[Entries from a visual dataset]
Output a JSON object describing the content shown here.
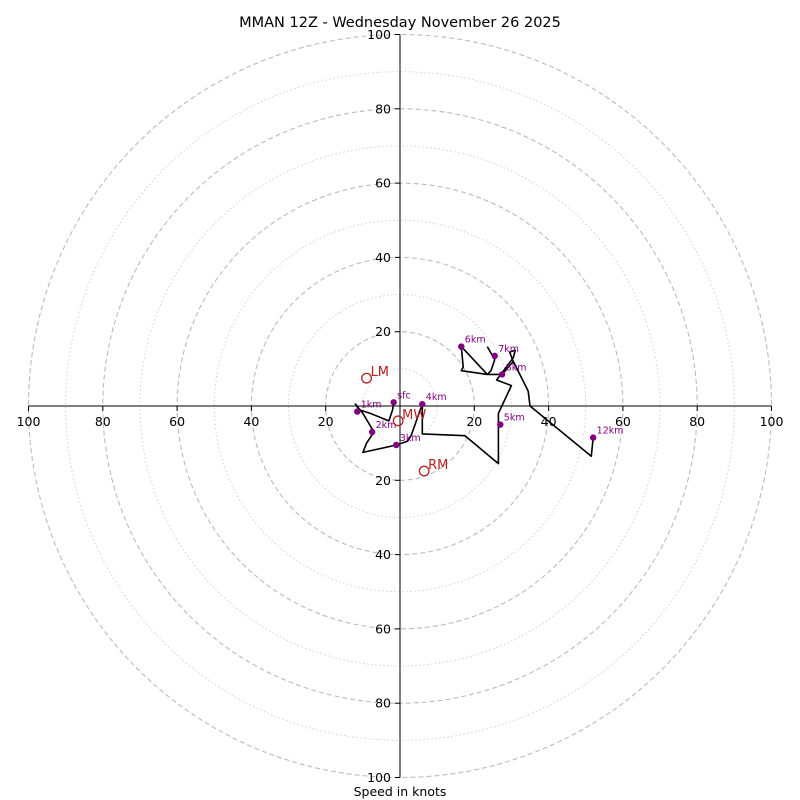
{
  "chart_data": {
    "type": "hodograph",
    "title": "MMAN 12Z - Wednesday November 26 2025",
    "xlabel": "Speed in knots",
    "ring_labels": [
      "20",
      "40",
      "60",
      "80",
      "100"
    ],
    "xlim": [
      -100,
      100
    ],
    "ylim": [
      -100,
      100
    ],
    "major_ring_step": 20,
    "minor_ring_step": 10,
    "colors": {
      "trace": "#000000",
      "level_marker": "#800080",
      "storm_motion": "#b22222",
      "major_grid": "#bbbbbb",
      "minor_grid": "#cccccc"
    },
    "trace": [
      [
        -1.7,
        1.0
      ],
      [
        -2,
        -1
      ],
      [
        -3,
        -4
      ],
      [
        -8,
        -2
      ],
      [
        -11,
        -1
      ],
      [
        -12,
        0.5
      ],
      [
        -10,
        -2
      ],
      [
        -7,
        -7
      ],
      [
        -9,
        -10
      ],
      [
        -10,
        -12.5
      ],
      [
        -1,
        -10.5
      ],
      [
        2,
        -9.5
      ],
      [
        3,
        -8
      ],
      [
        6,
        0.5
      ],
      [
        6,
        -7.5
      ],
      [
        17.5,
        -8
      ],
      [
        26.5,
        -15.5
      ],
      [
        26.5,
        -2
      ],
      [
        30,
        5.5
      ],
      [
        26,
        7
      ],
      [
        30.5,
        13
      ],
      [
        31,
        15
      ],
      [
        29.5,
        14.5
      ],
      [
        30.5,
        12
      ],
      [
        34.5,
        4
      ],
      [
        35,
        0
      ],
      [
        51.5,
        -13.5
      ],
      [
        52,
        -8.5
      ],
      [
        51.5,
        -13.5
      ],
      [
        35,
        0
      ],
      [
        34.5,
        4
      ],
      [
        30.5,
        12
      ],
      [
        27.5,
        8.5
      ],
      [
        23.5,
        8.5
      ],
      [
        16.5,
        16
      ],
      [
        17,
        10.5
      ],
      [
        16.5,
        9.5
      ],
      [
        23.5,
        8.5
      ],
      [
        24.5,
        9.5
      ],
      [
        25.5,
        12.5
      ],
      [
        23.5,
        16
      ]
    ],
    "levels": [
      {
        "label": "sfc",
        "u": -1.7,
        "v": 1.0
      },
      {
        "label": "1km",
        "u": -11.5,
        "v": -1.5
      },
      {
        "label": "2km",
        "u": -7.5,
        "v": -7.0
      },
      {
        "label": "3km",
        "u": -1.0,
        "v": -10.5
      },
      {
        "label": "4km",
        "u": 6.0,
        "v": 0.5
      },
      {
        "label": "5km",
        "u": 27.0,
        "v": -5.0
      },
      {
        "label": "6km",
        "u": 16.5,
        "v": 16.0
      },
      {
        "label": "7km",
        "u": 25.5,
        "v": 13.5
      },
      {
        "label": "8km",
        "u": 27.5,
        "v": 8.5
      },
      {
        "label": "12km",
        "u": 52.0,
        "v": -8.5
      }
    ],
    "storm_motion": [
      {
        "label": "LM",
        "u": -9.0,
        "v": 7.5
      },
      {
        "label": "MW",
        "u": -0.5,
        "v": -4.0
      },
      {
        "label": "RM",
        "u": 6.5,
        "v": -17.5
      }
    ]
  }
}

## Prompt
Leave out the pictures and return every record word for word.

## Task answer
Output a JSON object describing the content shown here.
{
  "chart_data": {
    "type": "hodograph",
    "title": "MMAN 12Z - Wednesday November 26 2025",
    "xlabel": "Speed in knots",
    "ring_labels": [
      "20",
      "40",
      "60",
      "80",
      "100"
    ],
    "xlim": [
      -100,
      100
    ],
    "ylim": [
      -100,
      100
    ],
    "major_ring_step": 20,
    "minor_ring_step": 10,
    "colors": {
      "trace": "#000000",
      "level_marker": "#800080",
      "storm_motion": "#b22222",
      "major_grid": "#bbbbbb",
      "minor_grid": "#cccccc"
    },
    "trace": [
      [
        -1.7,
        1.0
      ],
      [
        -2,
        -1
      ],
      [
        -3,
        -4
      ],
      [
        -8,
        -2
      ],
      [
        -11,
        -1
      ],
      [
        -12,
        0.5
      ],
      [
        -10,
        -2
      ],
      [
        -7,
        -7
      ],
      [
        -9,
        -10
      ],
      [
        -10,
        -12.5
      ],
      [
        -1,
        -10.5
      ],
      [
        2,
        -9.5
      ],
      [
        3,
        -8
      ],
      [
        6,
        0.5
      ],
      [
        6,
        -7.5
      ],
      [
        17.5,
        -8
      ],
      [
        26.5,
        -15.5
      ],
      [
        26.5,
        -2
      ],
      [
        30,
        5.5
      ],
      [
        26,
        7
      ],
      [
        30.5,
        13
      ],
      [
        31,
        15
      ],
      [
        29.5,
        14.5
      ],
      [
        30.5,
        12
      ],
      [
        34.5,
        4
      ],
      [
        35,
        0
      ],
      [
        51.5,
        -13.5
      ],
      [
        52,
        -8.5
      ],
      [
        51.5,
        -13.5
      ],
      [
        35,
        0
      ],
      [
        34.5,
        4
      ],
      [
        30.5,
        12
      ],
      [
        27.5,
        8.5
      ],
      [
        23.5,
        8.5
      ],
      [
        16.5,
        16
      ],
      [
        17,
        10.5
      ],
      [
        16.5,
        9.5
      ],
      [
        23.5,
        8.5
      ],
      [
        24.5,
        9.5
      ],
      [
        25.5,
        12.5
      ],
      [
        23.5,
        16
      ]
    ],
    "levels": [
      {
        "label": "sfc",
        "u": -1.7,
        "v": 1.0
      },
      {
        "label": "1km",
        "u": -11.5,
        "v": -1.5
      },
      {
        "label": "2km",
        "u": -7.5,
        "v": -7.0
      },
      {
        "label": "3km",
        "u": -1.0,
        "v": -10.5
      },
      {
        "label": "4km",
        "u": 6.0,
        "v": 0.5
      },
      {
        "label": "5km",
        "u": 27.0,
        "v": -5.0
      },
      {
        "label": "6km",
        "u": 16.5,
        "v": 16.0
      },
      {
        "label": "7km",
        "u": 25.5,
        "v": 13.5
      },
      {
        "label": "8km",
        "u": 27.5,
        "v": 8.5
      },
      {
        "label": "12km",
        "u": 52.0,
        "v": -8.5
      }
    ],
    "storm_motion": [
      {
        "label": "LM",
        "u": -9.0,
        "v": 7.5
      },
      {
        "label": "MW",
        "u": -0.5,
        "v": -4.0
      },
      {
        "label": "RM",
        "u": 6.5,
        "v": -17.5
      }
    ]
  }
}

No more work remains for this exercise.